"""

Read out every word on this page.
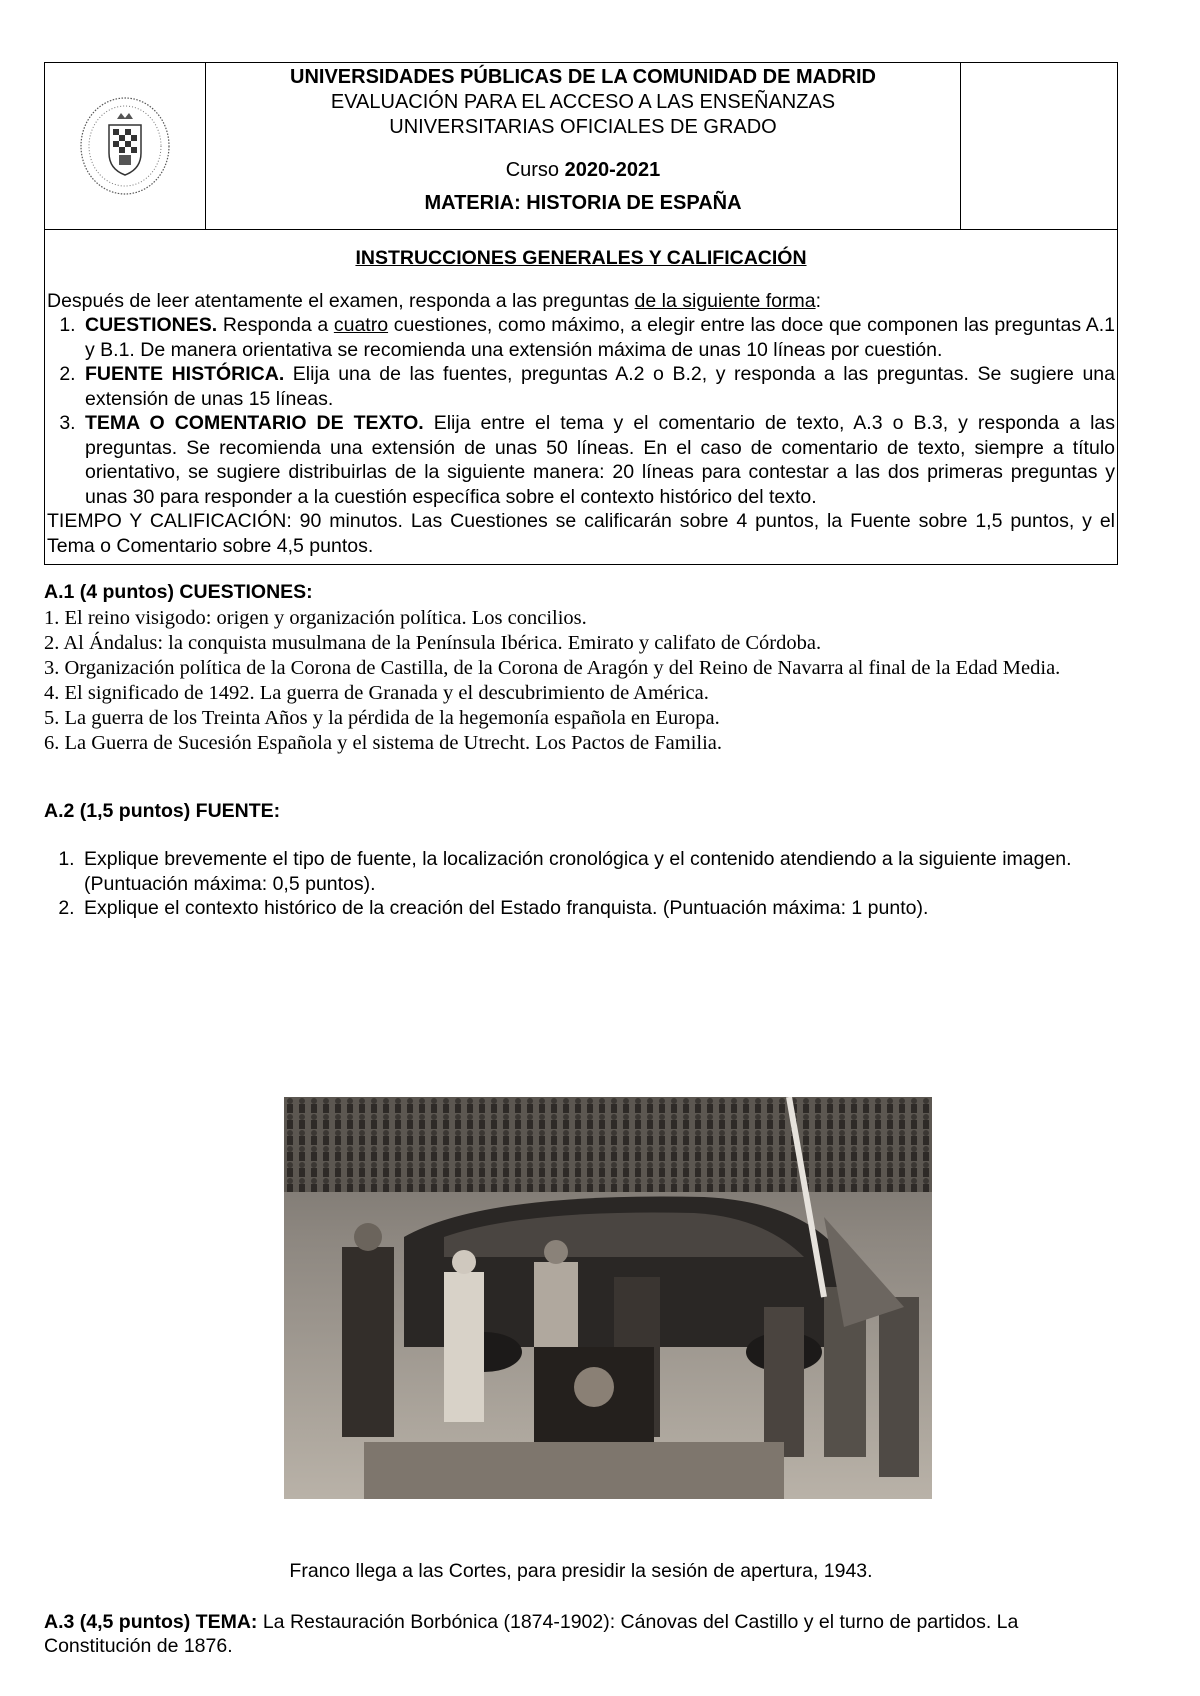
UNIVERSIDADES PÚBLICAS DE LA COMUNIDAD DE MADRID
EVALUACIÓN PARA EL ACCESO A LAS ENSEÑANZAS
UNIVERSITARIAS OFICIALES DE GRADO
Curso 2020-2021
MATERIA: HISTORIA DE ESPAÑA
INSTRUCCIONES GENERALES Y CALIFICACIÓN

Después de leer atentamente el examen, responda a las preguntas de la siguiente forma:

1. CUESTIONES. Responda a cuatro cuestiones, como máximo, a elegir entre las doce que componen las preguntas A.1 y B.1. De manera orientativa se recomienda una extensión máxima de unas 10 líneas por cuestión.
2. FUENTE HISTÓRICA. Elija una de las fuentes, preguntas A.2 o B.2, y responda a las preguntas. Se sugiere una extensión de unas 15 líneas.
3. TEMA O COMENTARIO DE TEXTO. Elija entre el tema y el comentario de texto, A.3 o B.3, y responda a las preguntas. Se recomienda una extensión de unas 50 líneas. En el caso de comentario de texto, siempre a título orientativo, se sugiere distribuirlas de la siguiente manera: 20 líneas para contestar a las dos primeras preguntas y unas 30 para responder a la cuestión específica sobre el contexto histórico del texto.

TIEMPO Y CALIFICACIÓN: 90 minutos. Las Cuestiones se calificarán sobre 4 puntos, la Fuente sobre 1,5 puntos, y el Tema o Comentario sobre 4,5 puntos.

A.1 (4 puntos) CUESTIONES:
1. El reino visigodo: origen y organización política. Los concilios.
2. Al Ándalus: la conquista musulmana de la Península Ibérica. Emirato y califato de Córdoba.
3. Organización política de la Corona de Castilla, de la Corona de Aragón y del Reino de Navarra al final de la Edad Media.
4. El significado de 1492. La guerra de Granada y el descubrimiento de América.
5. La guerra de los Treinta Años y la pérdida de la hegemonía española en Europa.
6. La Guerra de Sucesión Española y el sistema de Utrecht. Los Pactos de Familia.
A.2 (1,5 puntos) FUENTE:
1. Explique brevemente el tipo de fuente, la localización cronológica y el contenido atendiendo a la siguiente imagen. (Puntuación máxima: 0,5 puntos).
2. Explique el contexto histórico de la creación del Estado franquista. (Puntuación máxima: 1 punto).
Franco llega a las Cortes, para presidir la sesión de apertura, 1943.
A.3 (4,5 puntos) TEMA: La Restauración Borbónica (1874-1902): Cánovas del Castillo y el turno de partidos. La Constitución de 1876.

"""
"""

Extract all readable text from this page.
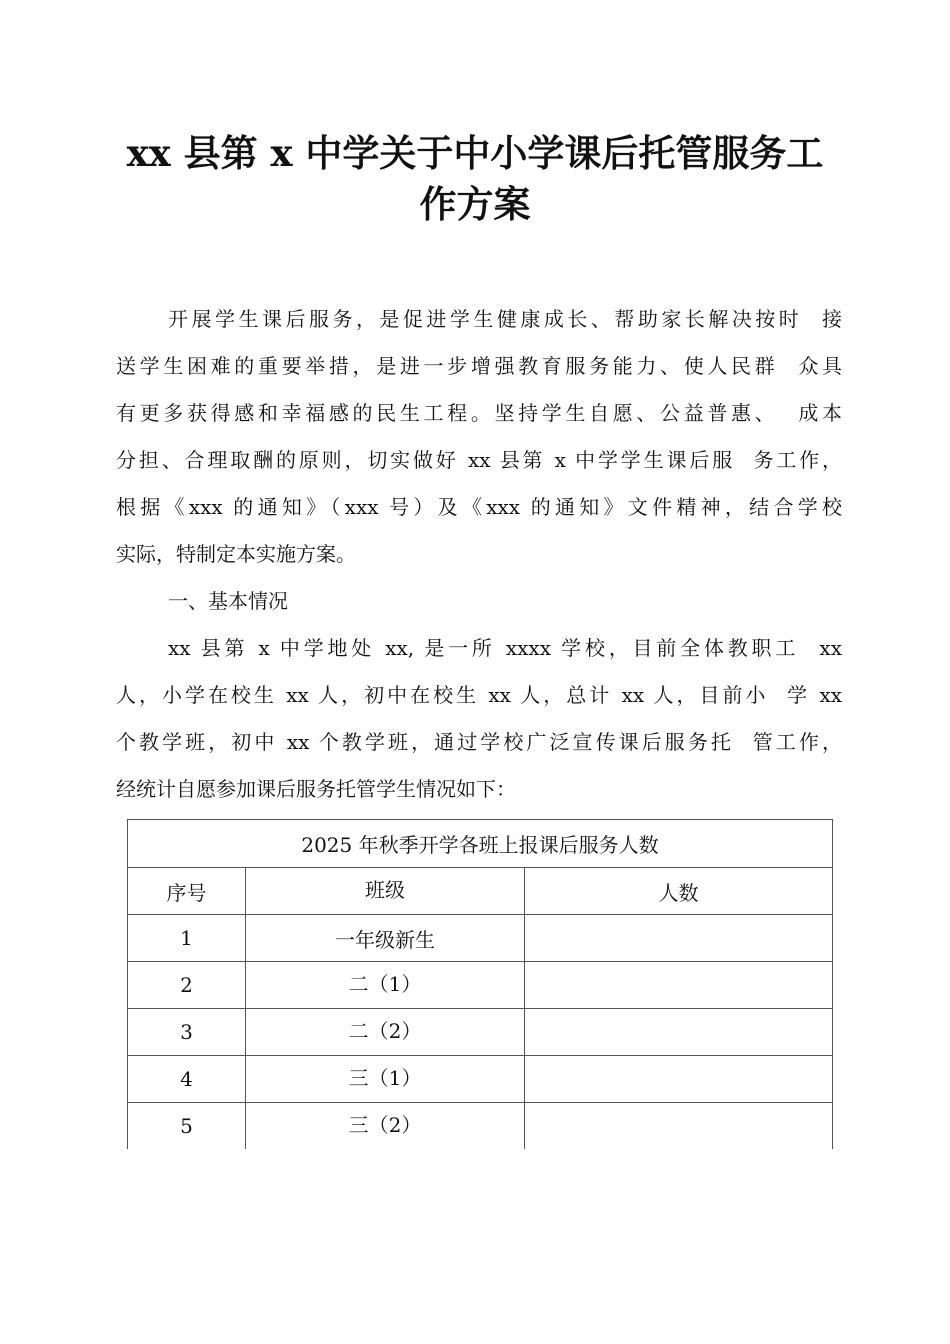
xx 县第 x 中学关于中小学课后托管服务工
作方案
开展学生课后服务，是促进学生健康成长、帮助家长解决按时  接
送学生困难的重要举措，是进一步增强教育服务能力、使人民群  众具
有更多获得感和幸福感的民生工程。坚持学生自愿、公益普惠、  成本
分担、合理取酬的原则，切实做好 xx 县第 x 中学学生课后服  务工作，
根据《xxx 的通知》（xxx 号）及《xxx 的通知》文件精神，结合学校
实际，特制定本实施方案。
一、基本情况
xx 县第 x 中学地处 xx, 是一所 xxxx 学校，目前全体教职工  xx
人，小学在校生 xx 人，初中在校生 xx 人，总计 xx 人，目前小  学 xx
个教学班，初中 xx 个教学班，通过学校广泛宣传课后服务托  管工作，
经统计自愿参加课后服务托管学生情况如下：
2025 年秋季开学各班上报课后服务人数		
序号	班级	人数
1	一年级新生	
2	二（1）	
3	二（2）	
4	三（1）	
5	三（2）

"""
"""

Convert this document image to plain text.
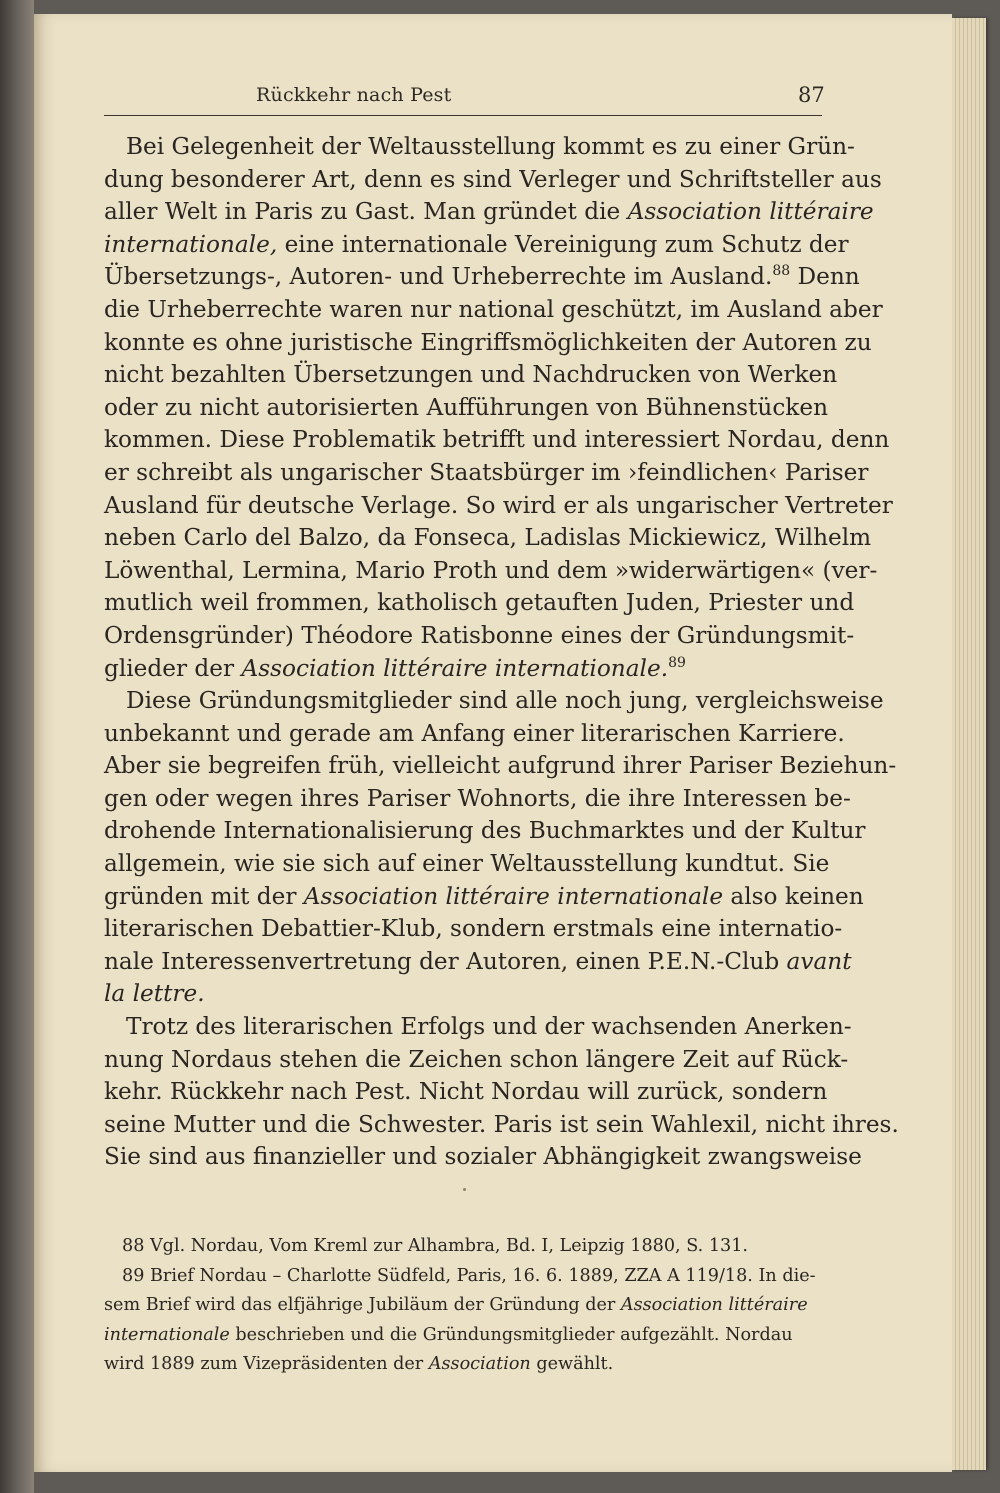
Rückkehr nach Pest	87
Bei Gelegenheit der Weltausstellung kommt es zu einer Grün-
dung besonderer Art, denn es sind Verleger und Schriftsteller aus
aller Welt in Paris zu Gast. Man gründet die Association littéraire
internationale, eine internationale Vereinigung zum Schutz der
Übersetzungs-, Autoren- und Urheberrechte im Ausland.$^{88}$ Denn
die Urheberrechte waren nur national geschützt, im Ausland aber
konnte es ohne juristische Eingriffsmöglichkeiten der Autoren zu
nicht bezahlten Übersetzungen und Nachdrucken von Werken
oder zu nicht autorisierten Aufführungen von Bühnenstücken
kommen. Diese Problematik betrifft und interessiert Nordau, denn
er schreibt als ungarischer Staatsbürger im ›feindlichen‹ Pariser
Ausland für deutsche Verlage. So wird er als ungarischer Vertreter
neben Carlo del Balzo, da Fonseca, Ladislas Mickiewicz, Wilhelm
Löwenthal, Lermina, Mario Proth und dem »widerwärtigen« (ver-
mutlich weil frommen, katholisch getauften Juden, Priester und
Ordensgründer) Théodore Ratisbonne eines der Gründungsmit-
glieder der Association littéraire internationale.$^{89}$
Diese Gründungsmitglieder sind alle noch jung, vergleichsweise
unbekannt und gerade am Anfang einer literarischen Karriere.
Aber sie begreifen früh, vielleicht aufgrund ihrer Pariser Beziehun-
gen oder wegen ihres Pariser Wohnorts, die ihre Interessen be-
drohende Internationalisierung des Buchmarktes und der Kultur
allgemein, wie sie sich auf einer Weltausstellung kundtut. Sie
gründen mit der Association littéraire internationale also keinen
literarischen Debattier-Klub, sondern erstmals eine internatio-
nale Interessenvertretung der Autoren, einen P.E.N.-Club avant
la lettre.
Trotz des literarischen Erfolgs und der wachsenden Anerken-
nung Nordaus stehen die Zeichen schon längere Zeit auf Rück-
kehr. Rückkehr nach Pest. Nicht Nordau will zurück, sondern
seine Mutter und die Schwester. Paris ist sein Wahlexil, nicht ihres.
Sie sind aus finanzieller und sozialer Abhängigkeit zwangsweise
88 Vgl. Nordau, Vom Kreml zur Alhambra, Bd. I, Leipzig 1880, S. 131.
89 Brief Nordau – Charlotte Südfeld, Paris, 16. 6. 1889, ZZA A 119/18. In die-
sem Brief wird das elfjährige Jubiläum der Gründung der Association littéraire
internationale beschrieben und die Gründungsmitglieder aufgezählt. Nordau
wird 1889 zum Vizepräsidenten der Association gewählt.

"""

Pick out all lines containing the string "contexto".

3. TEMA O COMENTARIO DE TEXTO. Elija entre el tema y el comentario de texto, A.3 o B.3, y responda a las preguntas. Se recomienda una extensión de unas 50 líneas. En el caso de comentario de texto, siempre a título orientativo, se sugiere distribuirlas de la siguiente manera: 20 líneas para contestar a las dos primeras preguntas y unas 30 para responder a la cuestión específica sobre el contexto histórico del texto.
2. Explique el contexto histórico de la creación del Estado franquista. (Puntuación máxima: 1 punto).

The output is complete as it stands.